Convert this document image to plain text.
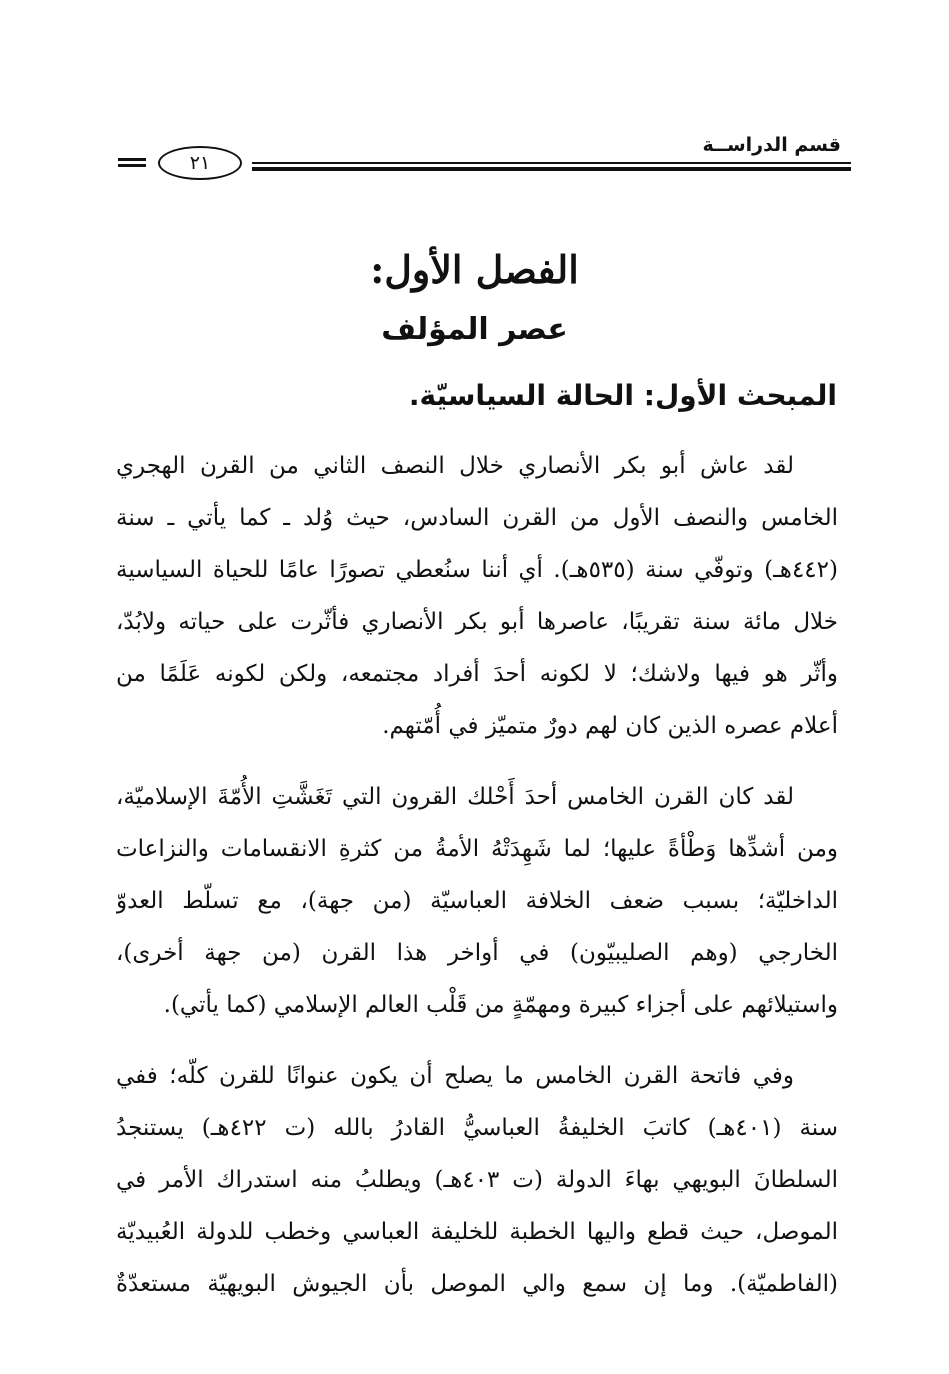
قسم الدراســة
٢١
الفصل الأول:
عصر المؤلف
المبحث الأول: الحالة السياسيّة.
لقد عاش أبو بكر الأنصاري خلال النصف الثاني من القرن الهجري
الخامس والنصف الأول من القرن السادس، حيث وُلد ـ كما يأتي ـ سنة
(٤٤٢هـ) وتوفّي سنة (٥٣٥هـ). أي أننا سنُعطي تصورًا عامًا للحياة السياسية
خلال مائة سنة تقريبًا، عاصرها أبو بكر الأنصاري فأثّرت على حياته ولابُدّ،
وأثّر هو فيها ولاشك؛ لا لكونه أحدَ أفراد مجتمعه، ولكن لكونه عَلَمًا من
أعلام عصره الذين كان لهم دورٌ متميّز في أُمّتهم.
لقد كان القرن الخامس أحدَ أَحْلك القرون التي تَغَشَّتِ الأُمّةَ الإسلاميّة،
ومن أشدِّها وَطْأةً عليها؛ لما شَهِدَتْهُ الأمةُ من كثرةِ الانقسامات والنزاعات
الداخليّة؛ بسبب ضعف الخلافة العباسيّة (من جهة)، مع تسلّط العدوّ
الخارجي (وهم الصليبيّون) في أواخر هذا القرن (من جهة أخرى)،
واستيلائهم على أجزاء كبيرة ومهمّةٍ من قَلْب العالم الإسلامي (كما يأتي).
وفي فاتحة القرن الخامس ما يصلح أن يكون عنوانًا للقرن كلّه؛ ففي
سنة (٤٠١هـ) كاتبَ الخليفةُ العباسيُّ القادرُ بالله (ت ٤٢٢هـ) يستنجدُ
السلطانَ البويهي بهاءَ الدولة (ت ٤٠٣هـ) ويطلبُ منه استدراك الأمر في
الموصل، حيث قطع واليها الخطبة للخليفة العباسي وخطب للدولة العُبيديّة
(الفاطميّة). وما إن سمع والي الموصل بأن الجيوش البويهيّة مستعدّةٌ
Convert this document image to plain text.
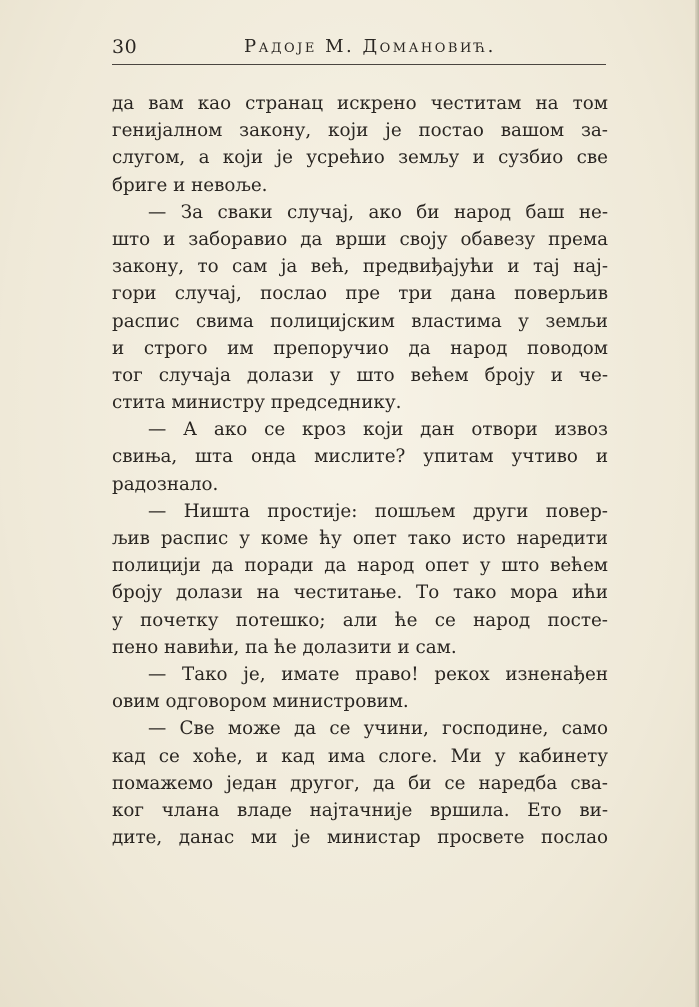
30	Радоје М. Домановић.
да вам као странац искрено честитам на том
генијалном закону, који је постао вашом за-
слугом, а који је усрећио земљу и сузбио све
бриге и невоље.
— За сваки случај, ако би народ баш не-
што и заборавио да врши своју обавезу према
закону, то сам ја већ, предвиђајући и тај нај-
гори случај, послао пре три дана поверљив
распис свима полицијским властима у земљи
и строго им препоручио да народ поводом
тог случаја долази у што већем броју и че-
ститa министру председнику.
— А ако се кроз који дан отвори извоз
свиња, шта онда мислите? упитам учтиво и
радознало.
— Ништа простије: пошљем други повер-
љив распис у коме ћу опет тако исто наредити
полицији да поради да народ опет у што већем
броју долази на честитање. То тако мора ићи
у почетку потешко; али ће се народ посте-
пено навићи, па ће долазити и сам.
— Тако је, имате право! рекох изненађен
овим одговором министровим.
— Све може да се учини, господине, само
кад се хоће, и кад има слоге. Ми у кабинету
помажемо један другог, да би се наредба сва-
ког члана владе најтачније вршила. Ето ви-
дите, данас ми је министар просвете послао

_ _ _

▸ **What is being asked**:
Copy out each line of the entries that holds "الأنصاري".

▸ **Result of the exercise**:
لقد عاش أبو بكر الأنصاري خلال النصف الثاني من القرن الهجري
خلال مائة سنة تقريبًا، عاصرها أبو بكر الأنصاري فأثّرت على حياته ولابُدّ،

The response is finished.